== PROVIDED MATERIAL
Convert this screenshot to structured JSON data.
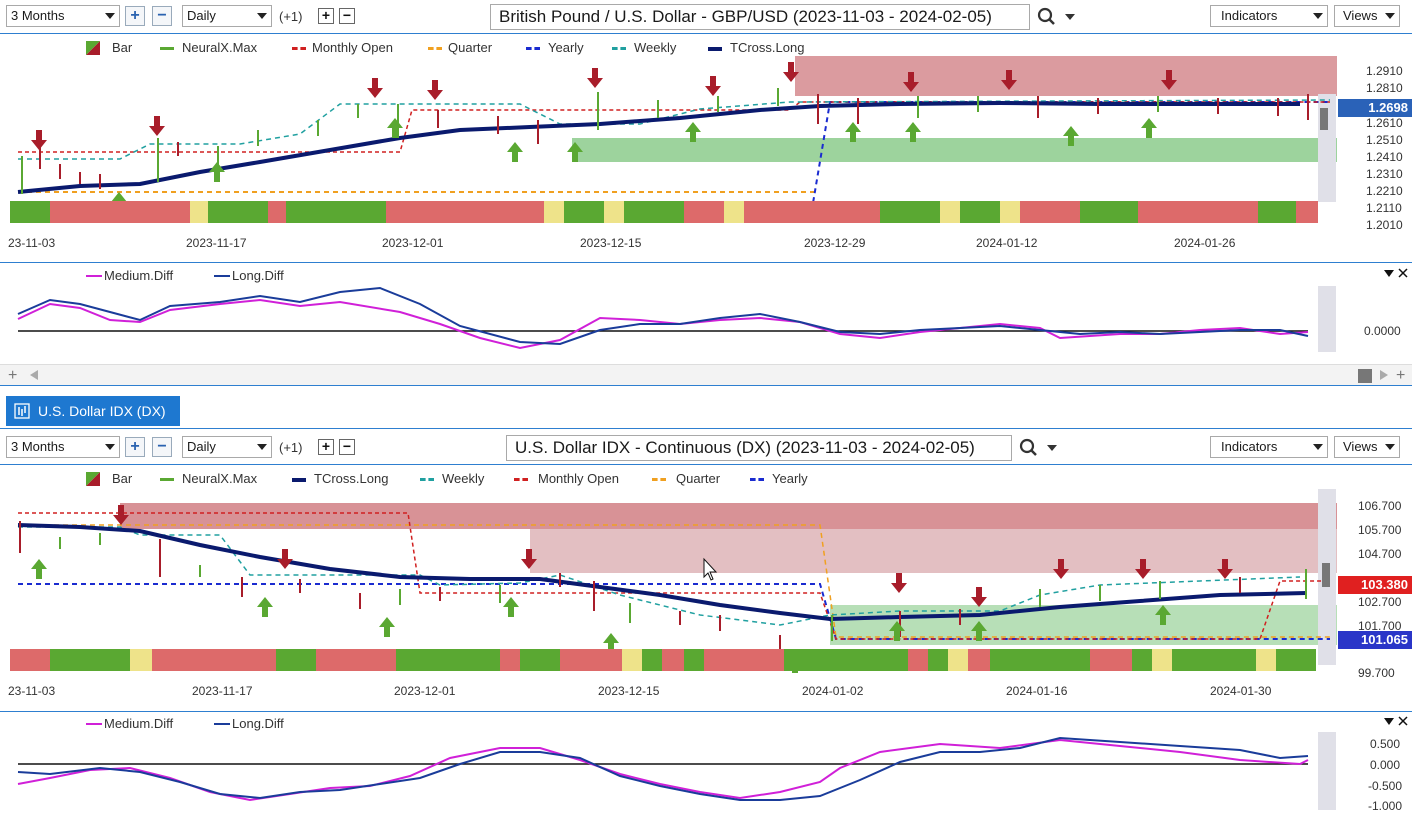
{
  "top_toolbar": {
    "period": "3 Months",
    "interval": "Daily",
    "offset": "(+1)",
    "title": "British Pound / U.S. Dollar - GBP/USD (2023-11-03 - 2024-02-05)",
    "indicators": "Indicators",
    "views": "Views"
  },
  "top_chart": {
    "legend": [
      "Bar",
      "NeuralX.Max",
      "Monthly Open",
      "Quarter",
      "Yearly",
      "Weekly",
      "TCross.Long"
    ],
    "price_ticks": [
      "1.2910",
      "1.2810",
      "1.2610",
      "1.2510",
      "1.2410",
      "1.2310",
      "1.2210",
      "1.2110",
      "1.2010"
    ],
    "current_price": "1.2698",
    "dates": [
      "23-11-03",
      "2023-11-17",
      "2023-12-01",
      "2023-12-15",
      "2023-12-29",
      "2024-01-12",
      "2024-01-26"
    ],
    "sub_legend": [
      "Medium.Diff",
      "Long.Diff"
    ],
    "sub_value": "0.0000"
  },
  "tab": {
    "label": "U.S. Dollar IDX (DX)"
  },
  "bottom_toolbar": {
    "period": "3 Months",
    "interval": "Daily",
    "offset": "(+1)",
    "title": "U.S. Dollar IDX - Continuous (DX) (2023-11-03 - 2024-02-05)",
    "indicators": "Indicators",
    "views": "Views"
  },
  "bottom_chart": {
    "legend": [
      "Bar",
      "NeuralX.Max",
      "TCross.Long",
      "Weekly",
      "Monthly Open",
      "Quarter",
      "Yearly"
    ],
    "price_ticks": [
      "106.700",
      "105.700",
      "104.700",
      "102.700",
      "101.700",
      "99.700"
    ],
    "current_price": "103.380",
    "yearly_price": "101.065",
    "dates": [
      "23-11-03",
      "2023-11-17",
      "2023-12-01",
      "2023-12-15",
      "2024-01-02",
      "2024-01-16",
      "2024-01-30"
    ],
    "sub_legend": [
      "Medium.Diff",
      "Long.Diff"
    ],
    "sub_ticks": [
      "0.500",
      "0.000",
      "-0.500",
      "-1.000"
    ]
  },
  "colors": {
    "accent": "#2e7fd0",
    "bull": "#5aa832",
    "bear": "#a81d2a",
    "tcross": "#0a1a6e",
    "up_tag": "#e02020",
    "blue_tag": "#2a35c8",
    "medium_diff": "#d020d8",
    "long_diff": "#1a3c9a"
  }
}
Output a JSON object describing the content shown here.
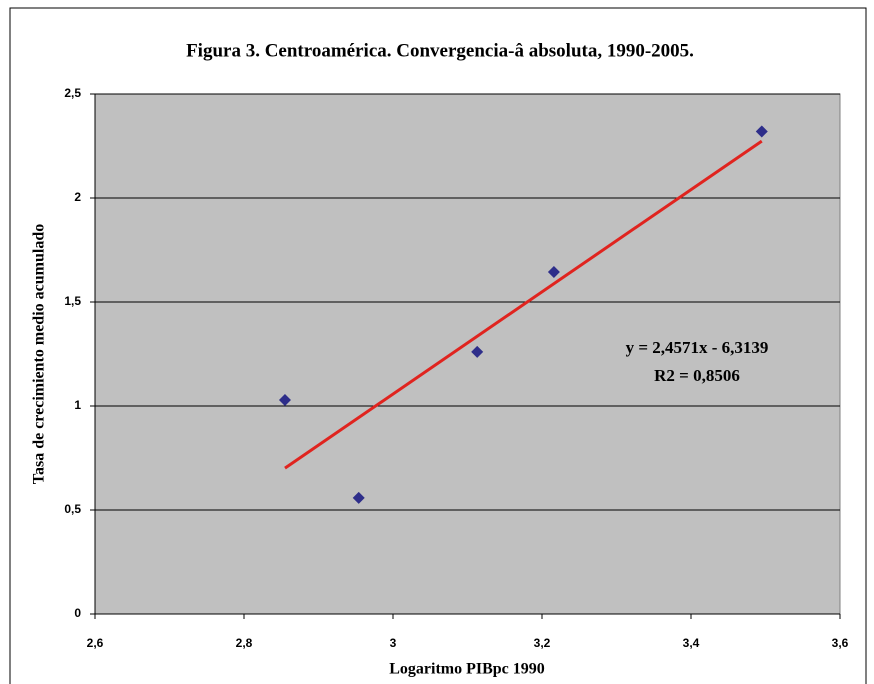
====
▶ [WHAT IS REQUIRED] Track down the lines that include the word "Dollar" and copy them.

▶ [EXERCISE RESULT]
    "title": "British Pound / U.S. Dollar - GBP/USD (2023-11-03 - 2024-02-05)",
    "label": "U.S. Dollar IDX (DX)"
    "title": "U.S. Dollar IDX - Continuous (DX) (2023-11-03 - 2024-02-05)",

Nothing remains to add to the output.